Saved entries:
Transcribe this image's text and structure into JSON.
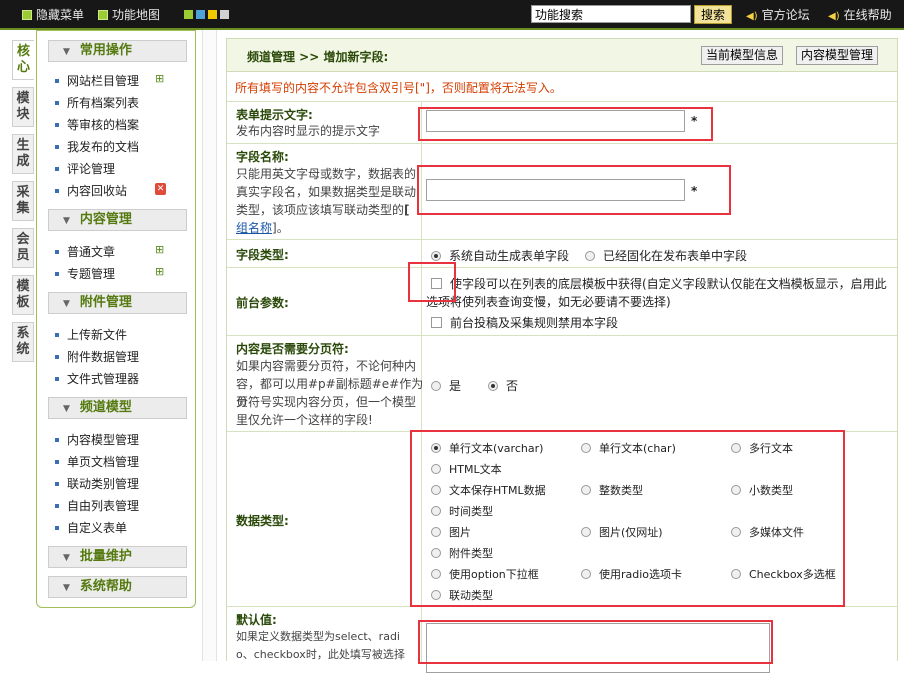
{
  "topbar": {
    "hide_menu": "隐藏菜单",
    "func_map": "功能地图",
    "search_value": "功能搜索",
    "search_btn": "搜索",
    "forum": "官方论坛",
    "help": "在线帮助",
    "colors": [
      "#9ccc33",
      "#4da3d8",
      "#f0c800",
      "#d0d0d0"
    ]
  },
  "left_tabs": [
    {
      "label": "核心"
    },
    {
      "label": "模块"
    },
    {
      "label": "生成"
    },
    {
      "label": "采集"
    },
    {
      "label": "会员"
    },
    {
      "label": "模板"
    },
    {
      "label": "系统"
    }
  ],
  "sidebar": {
    "sections": [
      {
        "title": "常用操作",
        "items": [
          "网站栏目管理",
          "所有档案列表",
          "等审核的档案",
          "我发布的文档",
          "评论管理",
          "内容回收站"
        ]
      },
      {
        "title": "内容管理",
        "items": [
          "普通文章",
          "专题管理"
        ]
      },
      {
        "title": "附件管理",
        "items": [
          "上传新文件",
          "附件数据管理",
          "文件式管理器"
        ]
      },
      {
        "title": "频道模型",
        "items": [
          "内容模型管理",
          "单页文档管理",
          "联动类别管理",
          "自由列表管理",
          "自定义表单"
        ]
      },
      {
        "title": "批量维护",
        "items": []
      },
      {
        "title": "系统帮助",
        "items": []
      }
    ]
  },
  "main": {
    "breadcrumb": "频道管理 >> 增加新字段:",
    "btn_model_info": "当前模型信息",
    "btn_model_manage": "内容模型管理",
    "warning": "所有填写的内容不允许包含双引号[\"]，否则配置将无法写入。",
    "form_tip": {
      "label": "表单提示文字:",
      "desc": "发布内容时显示的提示文字",
      "value": "",
      "star": "*"
    },
    "field_name": {
      "label": "字段名称:",
      "desc_lines": [
        "只能用英文字母或数字，数据表的",
        "真实字段名，如果数据类型是联动",
        "类型，该项应该填写联动类型的"
      ],
      "link_bracket": "[",
      "link_text": "组名称",
      "link_tail": "]。",
      "value": "",
      "star": "*"
    },
    "field_type": {
      "label": "字段类型:",
      "options": [
        "系统自动生成表单字段",
        "已经固化在发布表单中字段"
      ],
      "selected": 0
    },
    "front_params": {
      "label": "前台参数:",
      "cb1_line1": "使字段可以在列表的底层模板中获得(自定义字段默认仅能在文档模板显示，启用此",
      "cb1_line2": "选项将使列表查询变慢，如无必要请不要选择)",
      "cb2": "前台投稿及采集规则禁用本字段"
    },
    "paging": {
      "label": "内容是否需要分页符:",
      "desc_lines": [
        "如果内容需要分页符，不论何种内",
        "容，都可以用#p#副标题#e#作为分",
        "页符号实现内容分页，但一个模型",
        "里仅允许一个这样的字段!"
      ],
      "options": [
        "是",
        "否"
      ],
      "selected": 1
    },
    "data_type": {
      "label": "数据类型:",
      "options": [
        "单行文本(varchar)",
        "单行文本(char)",
        "多行文本",
        "HTML文本",
        "文本保存HTML数据",
        "整数类型",
        "小数类型",
        "时间类型",
        "图片",
        "图片(仅网址)",
        "多媒体文件",
        "附件类型",
        "使用option下拉框",
        "使用radio选项卡",
        "Checkbox多选框",
        "联动类型"
      ],
      "selected": 0
    },
    "default_value": {
      "label": "默认值:",
      "desc_lines": [
        "如果定义数据类型为select、radi",
        "o、checkbox时，此处填写被选择"
      ]
    }
  }
}
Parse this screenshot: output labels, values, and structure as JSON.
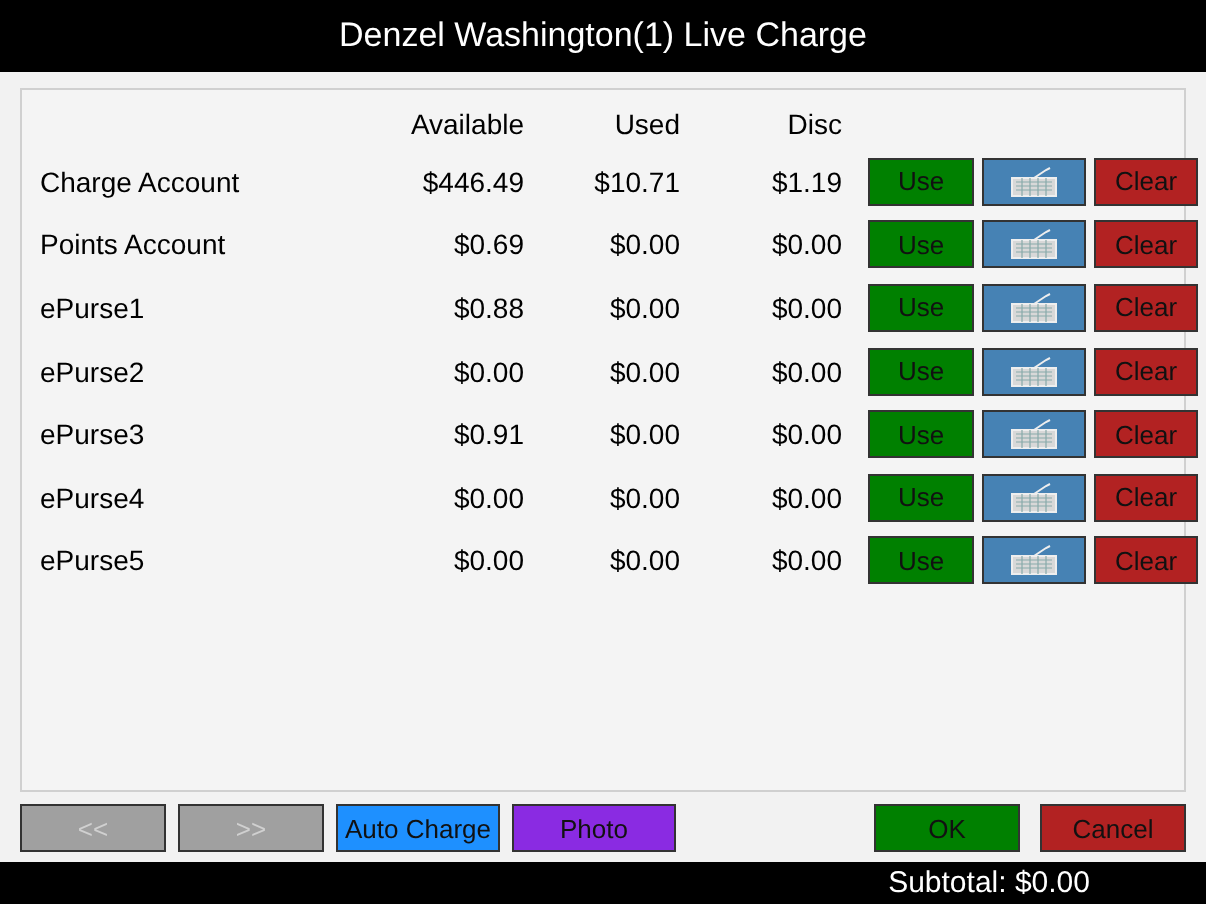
{
  "window": {
    "title": "Denzel Washington(1) Live Charge"
  },
  "table": {
    "columns": [
      "Available",
      "Used",
      "Disc"
    ],
    "rows": [
      {
        "name": "Charge Account",
        "available": "$446.49",
        "used": "$10.71",
        "disc": "$1.19",
        "use": "Use",
        "clear": "Clear"
      },
      {
        "name": "Points Account",
        "available": "$0.69",
        "used": "$0.00",
        "disc": "$0.00",
        "use": "Use",
        "clear": "Clear"
      },
      {
        "name": "ePurse1",
        "available": "$0.88",
        "used": "$0.00",
        "disc": "$0.00",
        "use": "Use",
        "clear": "Clear"
      },
      {
        "name": "ePurse2",
        "available": "$0.00",
        "used": "$0.00",
        "disc": "$0.00",
        "use": "Use",
        "clear": "Clear"
      },
      {
        "name": "ePurse3",
        "available": "$0.91",
        "used": "$0.00",
        "disc": "$0.00",
        "use": "Use",
        "clear": "Clear"
      },
      {
        "name": "ePurse4",
        "available": "$0.00",
        "used": "$0.00",
        "disc": "$0.00",
        "use": "Use",
        "clear": "Clear"
      },
      {
        "name": "ePurse5",
        "available": "$0.00",
        "used": "$0.00",
        "disc": "$0.00",
        "use": "Use",
        "clear": "Clear"
      }
    ]
  },
  "footer_buttons": [
    {
      "label": "<<",
      "kind": "nav",
      "disabled": true
    },
    {
      "label": ">>",
      "kind": "nav",
      "disabled": true
    },
    {
      "label": "Auto Charge",
      "kind": "auto",
      "disabled": false
    },
    {
      "label": "Photo",
      "kind": "photo",
      "disabled": false
    },
    {
      "label": "OK",
      "kind": "ok",
      "disabled": false
    },
    {
      "label": "Cancel",
      "kind": "cancel",
      "disabled": false
    }
  ],
  "status_bar": {
    "subtotal": "Subtotal: $0.00"
  }
}
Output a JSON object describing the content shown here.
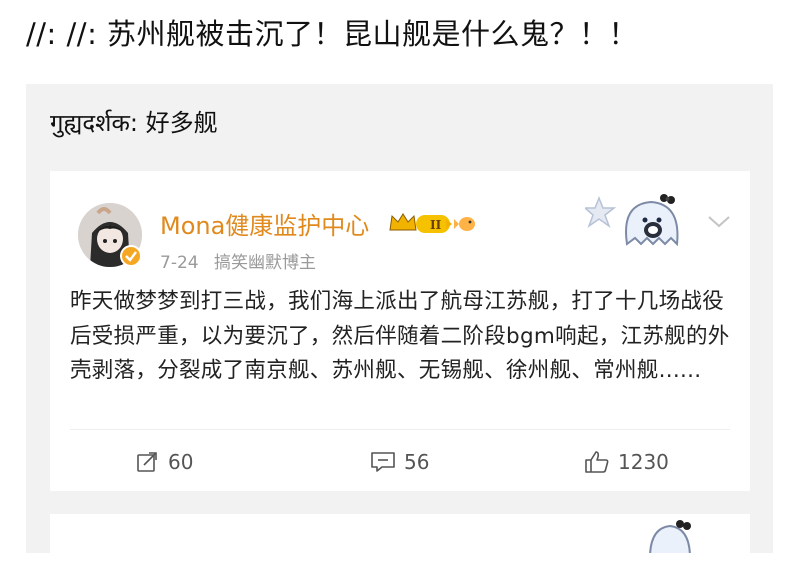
{
  "caption": "//: //: 苏州舰被击沉了！昆山舰是什么鬼？！！",
  "quote": {
    "text": "गुह्यदर्शक: 好多舰"
  },
  "post": {
    "username": "Mona健康监护中心",
    "date": "7-24",
    "category": "搞笑幽默博主",
    "body": "昨天做梦梦到打三战，我们海上派出了航母江苏舰，打了十几场战役后受损严重，以为要沉了，然后伴随着二阶段bgm响起，江苏舰的外壳剥落，分裂成了南京舰、苏州舰、无锡舰、徐州舰、常州舰......",
    "reposts": "60",
    "comments": "56",
    "likes": "1230"
  },
  "colors": {
    "username": "#e08a1e",
    "meta": "#9a9a9a",
    "box_bg": "#f2f2f2",
    "verified": "#f5a623"
  },
  "icons": [
    "avatar",
    "verified-icon",
    "crown-badge-icon",
    "level-badge-icon",
    "fish-badge-icon",
    "star-decoration-icon",
    "ghost-decoration-icon",
    "chevron-down-icon",
    "repost-icon",
    "comment-icon",
    "like-icon"
  ]
}
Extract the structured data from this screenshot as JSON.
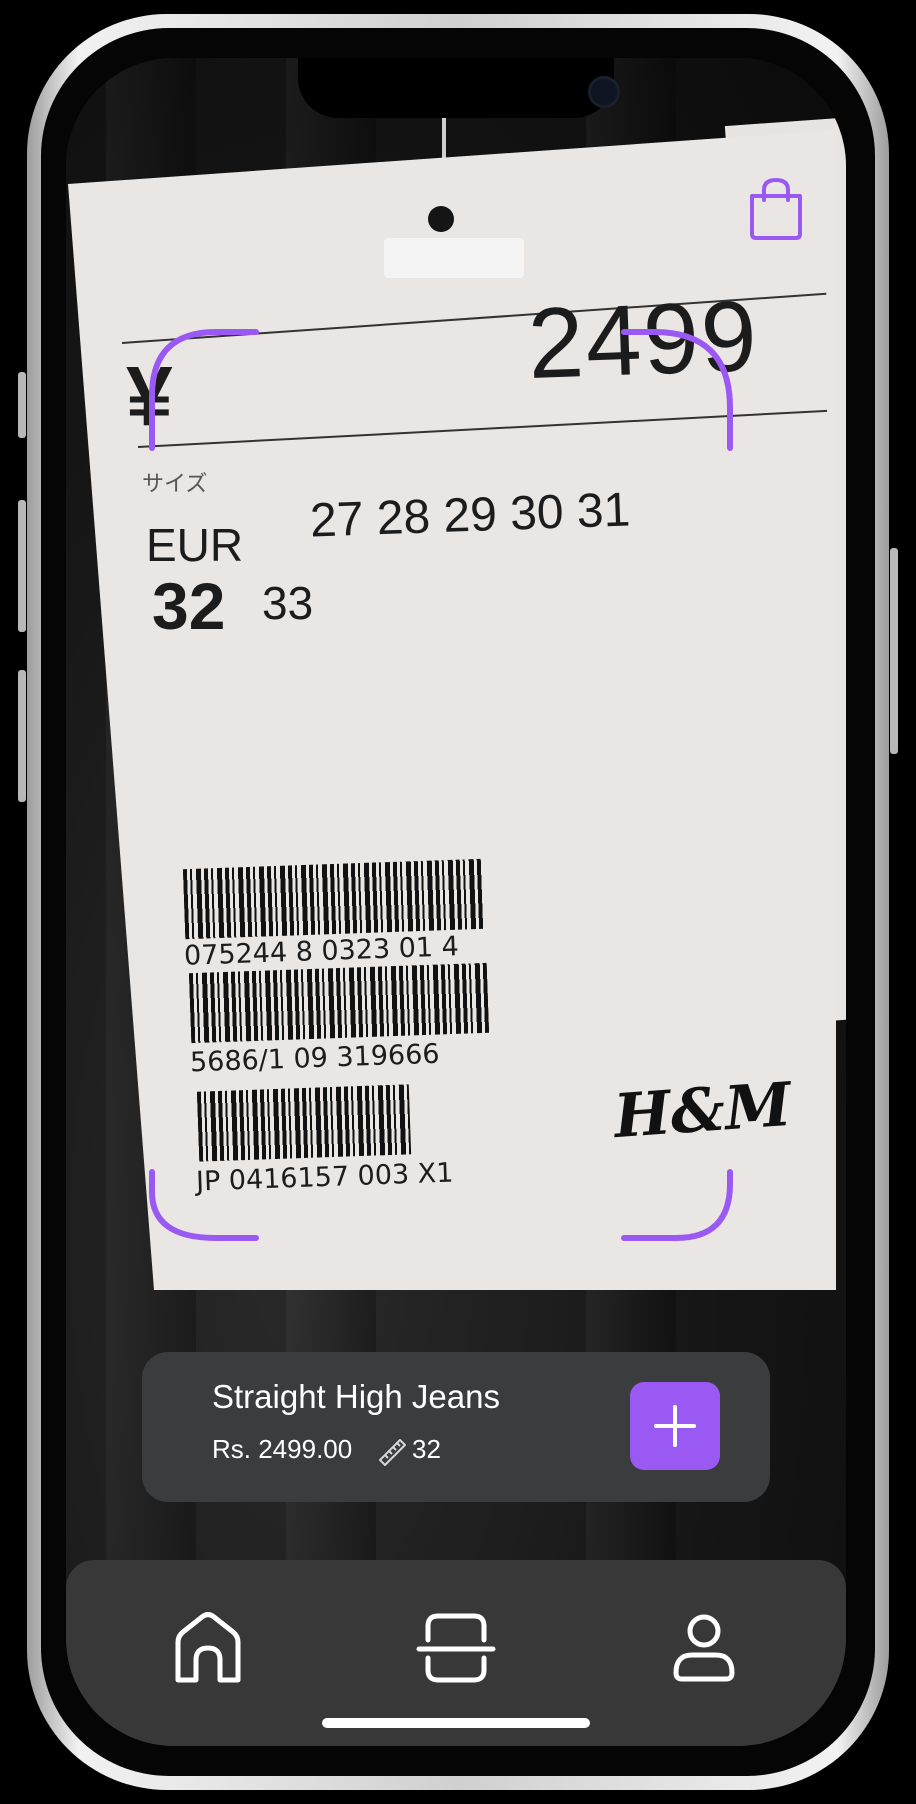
{
  "tag": {
    "currency_symbol": "¥",
    "price": "2499",
    "size_label_jp": "サイズ",
    "size_system": "EUR",
    "sizes": "27 28 29 30 31",
    "selected_size": "32",
    "next_size": "33",
    "barcode_1": "075244 8 0323 01 4",
    "barcode_2": "5686/1 09 319666",
    "barcode_3": "JP 0416157 003  X1",
    "brand": "H&M"
  },
  "product": {
    "name": "Straight High Jeans",
    "price": "Rs. 2499.00",
    "size": "32"
  },
  "nav": {
    "items": [
      {
        "icon": "home-icon"
      },
      {
        "icon": "scan-icon"
      },
      {
        "icon": "profile-icon"
      }
    ]
  },
  "colors": {
    "accent": "#9b59f4",
    "card_bg": "#3b3c3e",
    "nav_bg": "#383838"
  },
  "background_tag_text": "X1"
}
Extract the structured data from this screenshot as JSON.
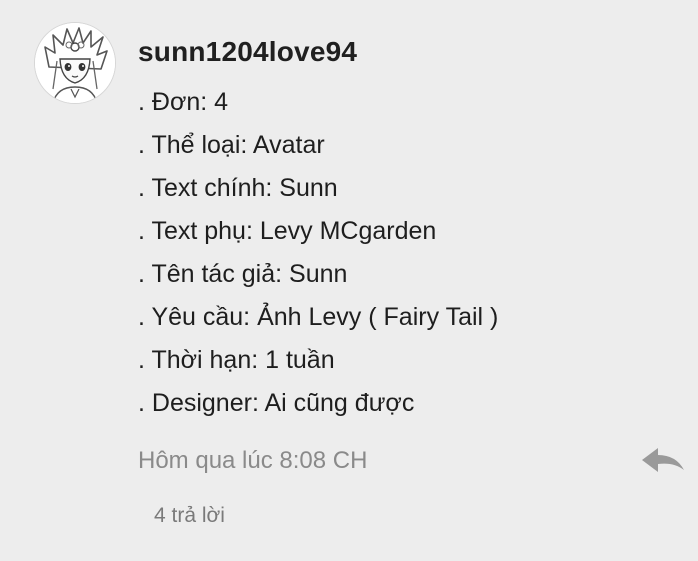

● **What needs to be done**:
Print the whole listing above once more, word for word, without its pictures.

● **Complete answer**:
Transcribe this image's text and structure into JSON.
{
  "topbar": {
    "hide_menu": "隐藏菜单",
    "func_map": "功能地图",
    "search_value": "功能搜索",
    "search_btn": "搜索",
    "forum": "官方论坛",
    "help": "在线帮助",
    "colors": [
      "#9ccc33",
      "#4da3d8",
      "#f0c800",
      "#d0d0d0"
    ]
  },
  "left_tabs": [
    {
      "label": "核心"
    },
    {
      "label": "模块"
    },
    {
      "label": "生成"
    },
    {
      "label": "采集"
    },
    {
      "label": "会员"
    },
    {
      "label": "模板"
    },
    {
      "label": "系统"
    }
  ],
  "sidebar": {
    "sections": [
      {
        "title": "常用操作",
        "items": [
          "网站栏目管理",
          "所有档案列表",
          "等审核的档案",
          "我发布的文档",
          "评论管理",
          "内容回收站"
        ]
      },
      {
        "title": "内容管理",
        "items": [
          "普通文章",
          "专题管理"
        ]
      },
      {
        "title": "附件管理",
        "items": [
          "上传新文件",
          "附件数据管理",
          "文件式管理器"
        ]
      },
      {
        "title": "频道模型",
        "items": [
          "内容模型管理",
          "单页文档管理",
          "联动类别管理",
          "自由列表管理",
          "自定义表单"
        ]
      },
      {
        "title": "批量维护",
        "items": []
      },
      {
        "title": "系统帮助",
        "items": []
      }
    ]
  },
  "main": {
    "breadcrumb": "频道管理 >> 增加新字段:",
    "btn_model_info": "当前模型信息",
    "btn_model_manage": "内容模型管理",
    "warning": "所有填写的内容不允许包含双引号[\"]，否则配置将无法写入。",
    "form_tip": {
      "label": "表单提示文字:",
      "desc": "发布内容时显示的提示文字",
      "value": "",
      "star": "*"
    },
    "field_name": {
      "label": "字段名称:",
      "desc_lines": [
        "只能用英文字母或数字，数据表的",
        "真实字段名，如果数据类型是联动",
        "类型，该项应该填写联动类型的"
      ],
      "link_bracket": "[",
      "link_text": "组名称",
      "link_tail": "]。",
      "value": "",
      "star": "*"
    },
    "field_type": {
      "label": "字段类型:",
      "options": [
        "系统自动生成表单字段",
        "已经固化在发布表单中字段"
      ],
      "selected": 0
    },
    "front_params": {
      "label": "前台参数:",
      "cb1_line1": "使字段可以在列表的底层模板中获得(自定义字段默认仅能在文档模板显示，启用此",
      "cb1_line2": "选项将使列表查询变慢，如无必要请不要选择)",
      "cb2": "前台投稿及采集规则禁用本字段"
    },
    "paging": {
      "label": "内容是否需要分页符:",
      "desc_lines": [
        "如果内容需要分页符，不论何种内",
        "容，都可以用#p#副标题#e#作为分",
        "页符号实现内容分页，但一个模型",
        "里仅允许一个这样的字段!"
      ],
      "options": [
        "是",
        "否"
      ],
      "selected": 1
    },
    "data_type": {
      "label": "数据类型:",
      "options": [
        "单行文本(varchar)",
        "单行文本(char)",
        "多行文本",
        "HTML文本",
        "文本保存HTML数据",
        "整数类型",
        "小数类型",
        "时间类型",
        "图片",
        "图片(仅网址)",
        "多媒体文件",
        "附件类型",
        "使用option下拉框",
        "使用radio选项卡",
        "Checkbox多选框",
        "联动类型"
      ],
      "selected": 0
    },
    "default_value": {
      "label": "默认值:",
      "desc_lines": [
        "如果定义数据类型为select、radi",
        "o、checkbox时，此处填写被选择"
      ]
    }
  }
}
Parse this screenshot: output labels, values, and structure as JSON.
{
  "window": {
    "title": "Denzel Washington(1) Live Charge"
  },
  "table": {
    "columns": [
      "Available",
      "Used",
      "Disc"
    ],
    "rows": [
      {
        "name": "Charge Account",
        "available": "$446.49",
        "used": "$10.71",
        "disc": "$1.19",
        "use": "Use",
        "clear": "Clear"
      },
      {
        "name": "Points Account",
        "available": "$0.69",
        "used": "$0.00",
        "disc": "$0.00",
        "use": "Use",
        "clear": "Clear"
      },
      {
        "name": "ePurse1",
        "available": "$0.88",
        "used": "$0.00",
        "disc": "$0.00",
        "use": "Use",
        "clear": "Clear"
      },
      {
        "name": "ePurse2",
        "available": "$0.00",
        "used": "$0.00",
        "disc": "$0.00",
        "use": "Use",
        "clear": "Clear"
      },
      {
        "name": "ePurse3",
        "available": "$0.91",
        "used": "$0.00",
        "disc": "$0.00",
        "use": "Use",
        "clear": "Clear"
      },
      {
        "name": "ePurse4",
        "available": "$0.00",
        "used": "$0.00",
        "disc": "$0.00",
        "use": "Use",
        "clear": "Clear"
      },
      {
        "name": "ePurse5",
        "available": "$0.00",
        "used": "$0.00",
        "disc": "$0.00",
        "use": "Use",
        "clear": "Clear"
      }
    ]
  },
  "footer_buttons": [
    {
      "label": "<<",
      "kind": "nav",
      "disabled": true
    },
    {
      "label": ">>",
      "kind": "nav",
      "disabled": true
    },
    {
      "label": "Auto Charge",
      "kind": "auto",
      "disabled": false
    },
    {
      "label": "Photo",
      "kind": "photo",
      "disabled": false
    },
    {
      "label": "OK",
      "kind": "ok",
      "disabled": false
    },
    {
      "label": "Cancel",
      "kind": "cancel",
      "disabled": false
    }
  ],
  "status_bar": {
    "subtotal": "Subtotal: $0.00"
  }
}
Output a JSON object describing the content shown here.
{
  "caption": "//: //: 苏州舰被击沉了！昆山舰是什么鬼？！！",
  "quote": {
    "text": "गुह्यदर्शक: 好多舰"
  },
  "post": {
    "username": "Mona健康监护中心",
    "date": "7-24",
    "category": "搞笑幽默博主",
    "body": "昨天做梦梦到打三战，我们海上派出了航母江苏舰，打了十几场战役后受损严重，以为要沉了，然后伴随着二阶段bgm响起，江苏舰的外壳剥落，分裂成了南京舰、苏州舰、无锡舰、徐州舰、常州舰......",
    "reposts": "60",
    "comments": "56",
    "likes": "1230"
  },
  "colors": {
    "username": "#e08a1e",
    "meta": "#9a9a9a",
    "box_bg": "#f2f2f2",
    "verified": "#f5a623"
  },
  "icons": [
    "avatar",
    "verified-icon",
    "crown-badge-icon",
    "level-badge-icon",
    "fish-badge-icon",
    "star-decoration-icon",
    "ghost-decoration-icon",
    "chevron-down-icon",
    "repost-icon",
    "comment-icon",
    "like-icon"
  ]
}
Extract the structured data from this screenshot as JSON.
{
  "tag": {
    "currency_symbol": "¥",
    "price": "2499",
    "size_label_jp": "サイズ",
    "size_system": "EUR",
    "sizes": "27 28 29 30 31",
    "selected_size": "32",
    "next_size": "33",
    "barcode_1": "075244 8 0323 01 4",
    "barcode_2": "5686/1 09 319666",
    "barcode_3": "JP 0416157 003  X1",
    "brand": "H&M"
  },
  "product": {
    "name": "Straight High Jeans",
    "price": "Rs. 2499.00",
    "size": "32"
  },
  "nav": {
    "items": [
      {
        "icon": "home-icon"
      },
      {
        "icon": "scan-icon"
      },
      {
        "icon": "profile-icon"
      }
    ]
  },
  "colors": {
    "accent": "#9b59f4",
    "card_bg": "#3b3c3e",
    "nav_bg": "#383838"
  },
  "background_tag_text": "X1"
}
Extract the structured data from this screenshot as JSON.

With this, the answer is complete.